* _TASK DIRECTIONS_
Using the listing below, report all lines holding the word "title".

* _SUPPLIED ENTRIES_
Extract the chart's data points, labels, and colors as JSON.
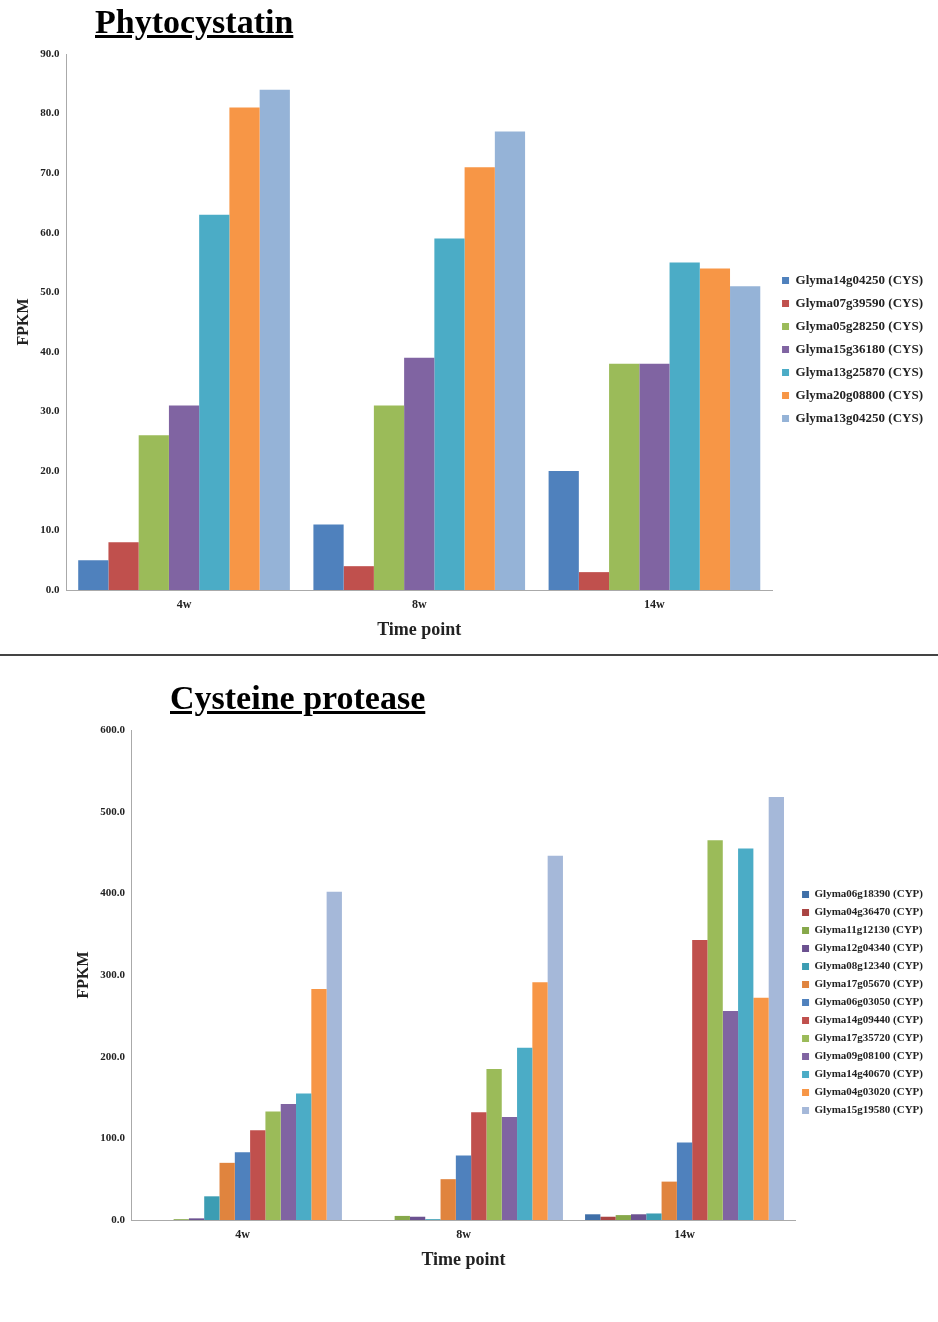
{
  "chart_data": [
    {
      "type": "bar",
      "title": "Phytocystatin",
      "xlabel": "Time point",
      "ylabel": "FPKM",
      "categories": [
        "4w",
        "8w",
        "14w"
      ],
      "series": [
        {
          "name": "Glyma14g04250 (CYS)",
          "color": "#4f81bd",
          "values": [
            5,
            11,
            20
          ]
        },
        {
          "name": "Glyma07g39590 (CYS)",
          "color": "#c0504d",
          "values": [
            8,
            4,
            3
          ]
        },
        {
          "name": "Glyma05g28250 (CYS)",
          "color": "#9bbb59",
          "values": [
            26,
            31,
            38
          ]
        },
        {
          "name": "Glyma15g36180 (CYS)",
          "color": "#8064a2",
          "values": [
            31,
            39,
            38
          ]
        },
        {
          "name": "Glyma13g25870 (CYS)",
          "color": "#4bacc6",
          "values": [
            63,
            59,
            55
          ]
        },
        {
          "name": "Glyma20g08800 (CYS)",
          "color": "#f79646",
          "values": [
            81,
            71,
            54
          ]
        },
        {
          "name": "Glyma13g04250 (CYS)",
          "color": "#95b3d7",
          "values": [
            84,
            77,
            51
          ]
        }
      ],
      "ylim": [
        0,
        90
      ],
      "yticks": [
        {
          "value": 0,
          "label": "0.0"
        },
        {
          "value": 10,
          "label": "10.0"
        },
        {
          "value": 20,
          "label": "20.0"
        },
        {
          "value": 30,
          "label": "30.0"
        },
        {
          "value": 40,
          "label": "40.0"
        },
        {
          "value": 50,
          "label": "50.0"
        },
        {
          "value": 60,
          "label": "60.0"
        },
        {
          "value": 70,
          "label": "70.0"
        },
        {
          "value": 80,
          "label": "80.0"
        },
        {
          "value": 90,
          "label": "90.0"
        }
      ],
      "grid": false,
      "legend": "right"
    },
    {
      "type": "bar",
      "title": "Cysteine protease",
      "xlabel": "Time point",
      "ylabel": "FPKM",
      "categories": [
        "4w",
        "8w",
        "14w"
      ],
      "series": [
        {
          "name": "Glyma06g18390 (CYP)",
          "color": "#3f6fa8",
          "values": [
            0,
            0,
            7
          ]
        },
        {
          "name": "Glyma04g36470 (CYP)",
          "color": "#a94442",
          "values": [
            0,
            0,
            4
          ]
        },
        {
          "name": "Glyma11g12130 (CYP)",
          "color": "#86a84a",
          "values": [
            1,
            5,
            6
          ]
        },
        {
          "name": "Glyma12g04340 (CYP)",
          "color": "#6b5190",
          "values": [
            2,
            4,
            7
          ]
        },
        {
          "name": "Glyma08g12340 (CYP)",
          "color": "#3c9db3",
          "values": [
            29,
            1,
            8
          ]
        },
        {
          "name": "Glyma17g05670 (CYP)",
          "color": "#e0843e",
          "values": [
            70,
            50,
            47
          ]
        },
        {
          "name": "Glyma06g03050 (CYP)",
          "color": "#4f81bd",
          "values": [
            83,
            79,
            95
          ]
        },
        {
          "name": "Glyma14g09440 (CYP)",
          "color": "#c0504d",
          "values": [
            110,
            132,
            343
          ]
        },
        {
          "name": "Glyma17g35720 (CYP)",
          "color": "#9bbb59",
          "values": [
            133,
            185,
            465
          ]
        },
        {
          "name": "Glyma09g08100 (CYP)",
          "color": "#8064a2",
          "values": [
            142,
            126,
            256
          ]
        },
        {
          "name": "Glyma14g40670 (CYP)",
          "color": "#4bacc6",
          "values": [
            155,
            211,
            455
          ]
        },
        {
          "name": "Glyma04g03020 (CYP)",
          "color": "#f79646",
          "values": [
            283,
            291,
            272
          ]
        },
        {
          "name": "Glyma15g19580 (CYP)",
          "color": "#a5b8d9",
          "values": [
            402,
            446,
            518
          ]
        }
      ],
      "ylim": [
        0,
        600
      ],
      "yticks": [
        {
          "value": 0,
          "label": "0.0"
        },
        {
          "value": 100,
          "label": "100.0"
        },
        {
          "value": 200,
          "label": "200.0"
        },
        {
          "value": 300,
          "label": "300.0"
        },
        {
          "value": 400,
          "label": "400.0"
        },
        {
          "value": 500,
          "label": "500.0"
        },
        {
          "value": 600,
          "label": "600.0"
        }
      ],
      "grid": false,
      "legend": "right"
    }
  ]
}
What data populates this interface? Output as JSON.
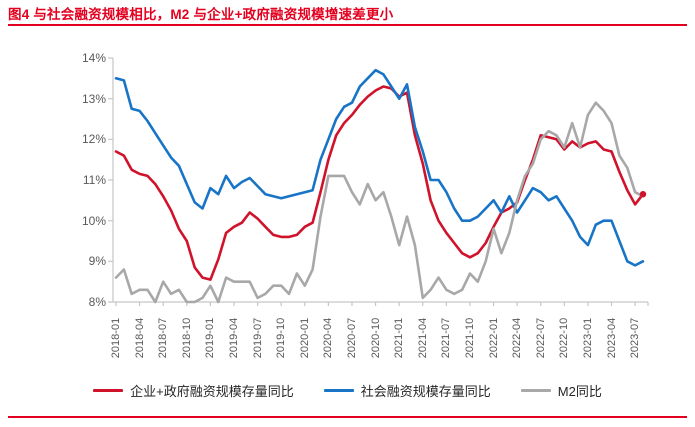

* _COMPLETE ANSWER_
      "title": "Phytocystatin",
      "title": "Cysteine protease",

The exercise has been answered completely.